• **What you need to do**:
Here are some records; return them all exactly.

· · ·

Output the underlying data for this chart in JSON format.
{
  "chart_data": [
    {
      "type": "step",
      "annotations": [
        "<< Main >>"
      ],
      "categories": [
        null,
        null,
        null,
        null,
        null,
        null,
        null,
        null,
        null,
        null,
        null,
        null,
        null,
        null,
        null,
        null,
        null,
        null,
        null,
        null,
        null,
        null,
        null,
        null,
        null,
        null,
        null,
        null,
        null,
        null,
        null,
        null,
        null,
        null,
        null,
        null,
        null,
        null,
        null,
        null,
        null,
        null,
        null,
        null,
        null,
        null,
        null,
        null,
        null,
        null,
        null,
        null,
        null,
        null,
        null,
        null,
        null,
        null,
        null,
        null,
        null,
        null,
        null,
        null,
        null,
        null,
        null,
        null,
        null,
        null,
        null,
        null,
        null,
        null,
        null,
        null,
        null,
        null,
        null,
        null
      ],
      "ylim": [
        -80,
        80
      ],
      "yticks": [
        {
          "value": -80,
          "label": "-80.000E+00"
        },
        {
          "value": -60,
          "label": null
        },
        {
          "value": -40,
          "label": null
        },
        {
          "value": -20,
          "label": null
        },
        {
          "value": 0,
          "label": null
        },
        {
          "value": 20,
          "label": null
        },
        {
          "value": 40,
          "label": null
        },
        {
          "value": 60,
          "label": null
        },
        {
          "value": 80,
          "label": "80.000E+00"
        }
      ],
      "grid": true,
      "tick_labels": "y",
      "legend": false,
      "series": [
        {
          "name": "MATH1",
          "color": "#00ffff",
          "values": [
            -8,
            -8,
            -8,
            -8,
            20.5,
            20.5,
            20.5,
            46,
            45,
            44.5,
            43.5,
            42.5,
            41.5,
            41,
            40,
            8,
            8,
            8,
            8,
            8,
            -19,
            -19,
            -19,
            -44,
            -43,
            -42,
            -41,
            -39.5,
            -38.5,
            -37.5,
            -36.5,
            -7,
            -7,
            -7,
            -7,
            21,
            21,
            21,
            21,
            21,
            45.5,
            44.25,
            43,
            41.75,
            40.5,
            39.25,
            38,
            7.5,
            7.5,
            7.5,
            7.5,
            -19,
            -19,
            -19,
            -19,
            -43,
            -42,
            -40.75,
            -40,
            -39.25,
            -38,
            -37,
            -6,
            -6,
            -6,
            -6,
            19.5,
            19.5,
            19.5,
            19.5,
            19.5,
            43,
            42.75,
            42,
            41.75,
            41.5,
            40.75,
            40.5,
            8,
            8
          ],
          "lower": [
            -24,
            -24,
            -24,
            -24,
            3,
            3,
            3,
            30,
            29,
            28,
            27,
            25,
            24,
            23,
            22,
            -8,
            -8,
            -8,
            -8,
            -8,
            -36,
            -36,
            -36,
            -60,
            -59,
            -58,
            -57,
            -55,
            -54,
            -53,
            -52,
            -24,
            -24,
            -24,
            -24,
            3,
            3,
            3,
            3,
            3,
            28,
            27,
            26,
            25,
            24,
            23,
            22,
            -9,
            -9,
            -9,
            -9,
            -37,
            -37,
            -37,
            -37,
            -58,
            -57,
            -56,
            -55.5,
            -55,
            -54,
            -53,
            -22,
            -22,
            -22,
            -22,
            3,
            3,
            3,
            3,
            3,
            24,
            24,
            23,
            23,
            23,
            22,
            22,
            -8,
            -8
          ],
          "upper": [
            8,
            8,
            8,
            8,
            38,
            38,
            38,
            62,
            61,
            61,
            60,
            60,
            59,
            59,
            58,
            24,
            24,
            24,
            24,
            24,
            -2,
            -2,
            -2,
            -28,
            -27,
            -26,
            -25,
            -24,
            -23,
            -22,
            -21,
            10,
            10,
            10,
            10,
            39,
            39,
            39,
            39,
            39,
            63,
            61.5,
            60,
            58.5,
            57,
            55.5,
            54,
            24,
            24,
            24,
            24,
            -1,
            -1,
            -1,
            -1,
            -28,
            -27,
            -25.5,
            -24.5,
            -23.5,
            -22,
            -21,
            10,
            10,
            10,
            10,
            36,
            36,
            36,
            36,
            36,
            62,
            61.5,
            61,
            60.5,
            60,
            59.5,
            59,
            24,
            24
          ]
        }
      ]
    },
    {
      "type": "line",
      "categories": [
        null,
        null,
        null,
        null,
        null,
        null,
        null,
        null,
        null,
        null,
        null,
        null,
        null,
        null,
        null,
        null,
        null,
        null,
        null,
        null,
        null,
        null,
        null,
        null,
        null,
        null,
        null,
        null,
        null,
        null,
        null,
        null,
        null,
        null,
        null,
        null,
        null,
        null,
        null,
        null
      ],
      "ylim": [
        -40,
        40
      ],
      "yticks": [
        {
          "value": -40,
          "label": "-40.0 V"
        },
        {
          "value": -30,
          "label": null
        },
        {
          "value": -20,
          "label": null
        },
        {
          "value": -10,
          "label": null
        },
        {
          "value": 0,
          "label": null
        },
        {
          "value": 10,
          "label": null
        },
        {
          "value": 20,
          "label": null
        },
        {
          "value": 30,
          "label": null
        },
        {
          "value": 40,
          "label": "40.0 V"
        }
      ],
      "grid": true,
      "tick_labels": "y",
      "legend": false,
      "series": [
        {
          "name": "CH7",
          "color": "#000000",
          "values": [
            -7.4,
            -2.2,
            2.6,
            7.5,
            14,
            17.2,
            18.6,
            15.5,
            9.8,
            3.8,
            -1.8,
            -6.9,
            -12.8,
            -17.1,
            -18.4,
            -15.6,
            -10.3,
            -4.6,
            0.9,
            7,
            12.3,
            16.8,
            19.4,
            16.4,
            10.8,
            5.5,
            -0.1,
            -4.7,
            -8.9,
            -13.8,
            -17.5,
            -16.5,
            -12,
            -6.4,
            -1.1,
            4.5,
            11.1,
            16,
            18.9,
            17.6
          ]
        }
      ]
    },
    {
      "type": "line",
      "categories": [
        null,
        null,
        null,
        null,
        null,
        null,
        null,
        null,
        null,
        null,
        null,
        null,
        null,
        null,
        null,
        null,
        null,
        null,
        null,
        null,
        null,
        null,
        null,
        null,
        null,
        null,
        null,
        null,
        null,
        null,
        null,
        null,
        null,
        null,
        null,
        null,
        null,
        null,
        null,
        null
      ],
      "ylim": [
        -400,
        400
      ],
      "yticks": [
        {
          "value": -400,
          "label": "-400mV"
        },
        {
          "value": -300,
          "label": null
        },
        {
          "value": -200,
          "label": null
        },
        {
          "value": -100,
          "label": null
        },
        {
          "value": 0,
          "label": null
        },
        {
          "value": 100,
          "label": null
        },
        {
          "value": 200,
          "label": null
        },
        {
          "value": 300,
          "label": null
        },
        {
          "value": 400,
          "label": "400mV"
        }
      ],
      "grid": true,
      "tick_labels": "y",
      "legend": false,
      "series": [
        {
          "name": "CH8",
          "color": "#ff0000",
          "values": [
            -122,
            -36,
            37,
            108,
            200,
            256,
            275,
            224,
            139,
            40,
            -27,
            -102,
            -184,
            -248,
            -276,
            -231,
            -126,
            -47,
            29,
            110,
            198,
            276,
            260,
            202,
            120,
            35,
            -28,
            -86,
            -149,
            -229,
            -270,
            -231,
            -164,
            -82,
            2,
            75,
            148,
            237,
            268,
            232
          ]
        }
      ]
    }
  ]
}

· · ·

• **Written response**:
Output the underlying data for this chart in JSON format.
{
  "chart_data": [
    {
      "type": "step",
      "annotations": [
        "<< Main >>"
      ],
      "categories": [
        null,
        null,
        null,
        null,
        null,
        null,
        null,
        null,
        null,
        null,
        null,
        null,
        null,
        null,
        null,
        null,
        null,
        null,
        null,
        null,
        null,
        null,
        null,
        null,
        null,
        null,
        null,
        null,
        null,
        null,
        null,
        null,
        null,
        null,
        null,
        null,
        null,
        null,
        null,
        null,
        null,
        null,
        null,
        null,
        null,
        null,
        null,
        null,
        null,
        null,
        null,
        null,
        null,
        null,
        null,
        null,
        null,
        null,
        null,
        null,
        null,
        null,
        null,
        null,
        null,
        null,
        null,
        null,
        null,
        null,
        null,
        null,
        null,
        null,
        null,
        null,
        null,
        null,
        null,
        null
      ],
      "ylim": [
        -80,
        80
      ],
      "yticks": [
        {
          "value": -80,
          "label": "-80.000E+00"
        },
        {
          "value": -60,
          "label": null
        },
        {
          "value": -40,
          "label": null
        },
        {
          "value": -20,
          "label": null
        },
        {
          "value": 0,
          "label": null
        },
        {
          "value": 20,
          "label": null
        },
        {
          "value": 40,
          "label": null
        },
        {
          "value": 60,
          "label": null
        },
        {
          "value": 80,
          "label": "80.000E+00"
        }
      ],
      "grid": true,
      "tick_labels": "y",
      "legend": false,
      "series": [
        {
          "name": "MATH1",
          "color": "#00ffff",
          "values": [
            -8,
            -8,
            -8,
            -8,
            20.5,
            20.5,
            20.5,
            46,
            45,
            44.5,
            43.5,
            42.5,
            41.5,
            41,
            40,
            8,
            8,
            8,
            8,
            8,
            -19,
            -19,
            -19,
            -44,
            -43,
            -42,
            -41,
            -39.5,
            -38.5,
            -37.5,
            -36.5,
            -7,
            -7,
            -7,
            -7,
            21,
            21,
            21,
            21,
            21,
            45.5,
            44.25,
            43,
            41.75,
            40.5,
            39.25,
            38,
            7.5,
            7.5,
            7.5,
            7.5,
            -19,
            -19,
            -19,
            -19,
            -43,
            -42,
            -40.75,
            -40,
            -39.25,
            -38,
            -37,
            -6,
            -6,
            -6,
            -6,
            19.5,
            19.5,
            19.5,
            19.5,
            19.5,
            43,
            42.75,
            42,
            41.75,
            41.5,
            40.75,
            40.5,
            8,
            8
          ],
          "lower": [
            -24,
            -24,
            -24,
            -24,
            3,
            3,
            3,
            30,
            29,
            28,
            27,
            25,
            24,
            23,
            22,
            -8,
            -8,
            -8,
            -8,
            -8,
            -36,
            -36,
            -36,
            -60,
            -59,
            -58,
            -57,
            -55,
            -54,
            -53,
            -52,
            -24,
            -24,
            -24,
            -24,
            3,
            3,
            3,
            3,
            3,
            28,
            27,
            26,
            25,
            24,
            23,
            22,
            -9,
            -9,
            -9,
            -9,
            -37,
            -37,
            -37,
            -37,
            -58,
            -57,
            -56,
            -55.5,
            -55,
            -54,
            -53,
            -22,
            -22,
            -22,
            -22,
            3,
            3,
            3,
            3,
            3,
            24,
            24,
            23,
            23,
            23,
            22,
            22,
            -8,
            -8
          ],
          "upper": [
            8,
            8,
            8,
            8,
            38,
            38,
            38,
            62,
            61,
            61,
            60,
            60,
            59,
            59,
            58,
            24,
            24,
            24,
            24,
            24,
            -2,
            -2,
            -2,
            -28,
            -27,
            -26,
            -25,
            -24,
            -23,
            -22,
            -21,
            10,
            10,
            10,
            10,
            39,
            39,
            39,
            39,
            39,
            63,
            61.5,
            60,
            58.5,
            57,
            55.5,
            54,
            24,
            24,
            24,
            24,
            -1,
            -1,
            -1,
            -1,
            -28,
            -27,
            -25.5,
            -24.5,
            -23.5,
            -22,
            -21,
            10,
            10,
            10,
            10,
            36,
            36,
            36,
            36,
            36,
            62,
            61.5,
            61,
            60.5,
            60,
            59.5,
            59,
            24,
            24
          ]
        }
      ]
    },
    {
      "type": "line",
      "categories": [
        null,
        null,
        null,
        null,
        null,
        null,
        null,
        null,
        null,
        null,
        null,
        null,
        null,
        null,
        null,
        null,
        null,
        null,
        null,
        null,
        null,
        null,
        null,
        null,
        null,
        null,
        null,
        null,
        null,
        null,
        null,
        null,
        null,
        null,
        null,
        null,
        null,
        null,
        null,
        null
      ],
      "ylim": [
        -40,
        40
      ],
      "yticks": [
        {
          "value": -40,
          "label": "-40.0 V"
        },
        {
          "value": -30,
          "label": null
        },
        {
          "value": -20,
          "label": null
        },
        {
          "value": -10,
          "label": null
        },
        {
          "value": 0,
          "label": null
        },
        {
          "value": 10,
          "label": null
        },
        {
          "value": 20,
          "label": null
        },
        {
          "value": 30,
          "label": null
        },
        {
          "value": 40,
          "label": "40.0 V"
        }
      ],
      "grid": true,
      "tick_labels": "y",
      "legend": false,
      "series": [
        {
          "name": "CH7",
          "color": "#000000",
          "values": [
            -7.4,
            -2.2,
            2.6,
            7.5,
            14,
            17.2,
            18.6,
            15.5,
            9.8,
            3.8,
            -1.8,
            -6.9,
            -12.8,
            -17.1,
            -18.4,
            -15.6,
            -10.3,
            -4.6,
            0.9,
            7,
            12.3,
            16.8,
            19.4,
            16.4,
            10.8,
            5.5,
            -0.1,
            -4.7,
            -8.9,
            -13.8,
            -17.5,
            -16.5,
            -12,
            -6.4,
            -1.1,
            4.5,
            11.1,
            16,
            18.9,
            17.6
          ]
        }
      ]
    },
    {
      "type": "line",
      "categories": [
        null,
        null,
        null,
        null,
        null,
        null,
        null,
        null,
        null,
        null,
        null,
        null,
        null,
        null,
        null,
        null,
        null,
        null,
        null,
        null,
        null,
        null,
        null,
        null,
        null,
        null,
        null,
        null,
        null,
        null,
        null,
        null,
        null,
        null,
        null,
        null,
        null,
        null,
        null,
        null
      ],
      "ylim": [
        -400,
        400
      ],
      "yticks": [
        {
          "value": -400,
          "label": "-400mV"
        },
        {
          "value": -300,
          "label": null
        },
        {
          "value": -200,
          "label": null
        },
        {
          "value": -100,
          "label": null
        },
        {
          "value": 0,
          "label": null
        },
        {
          "value": 100,
          "label": null
        },
        {
          "value": 200,
          "label": null
        },
        {
          "value": 300,
          "label": null
        },
        {
          "value": 400,
          "label": "400mV"
        }
      ],
      "grid": true,
      "tick_labels": "y",
      "legend": false,
      "series": [
        {
          "name": "CH8",
          "color": "#ff0000",
          "values": [
            -122,
            -36,
            37,
            108,
            200,
            256,
            275,
            224,
            139,
            40,
            -27,
            -102,
            -184,
            -248,
            -276,
            -231,
            -126,
            -47,
            29,
            110,
            198,
            276,
            260,
            202,
            120,
            35,
            -28,
            -86,
            -149,
            -229,
            -270,
            -231,
            -164,
            -82,
            2,
            75,
            148,
            237,
            268,
            232
          ]
        }
      ]
    }
  ]
}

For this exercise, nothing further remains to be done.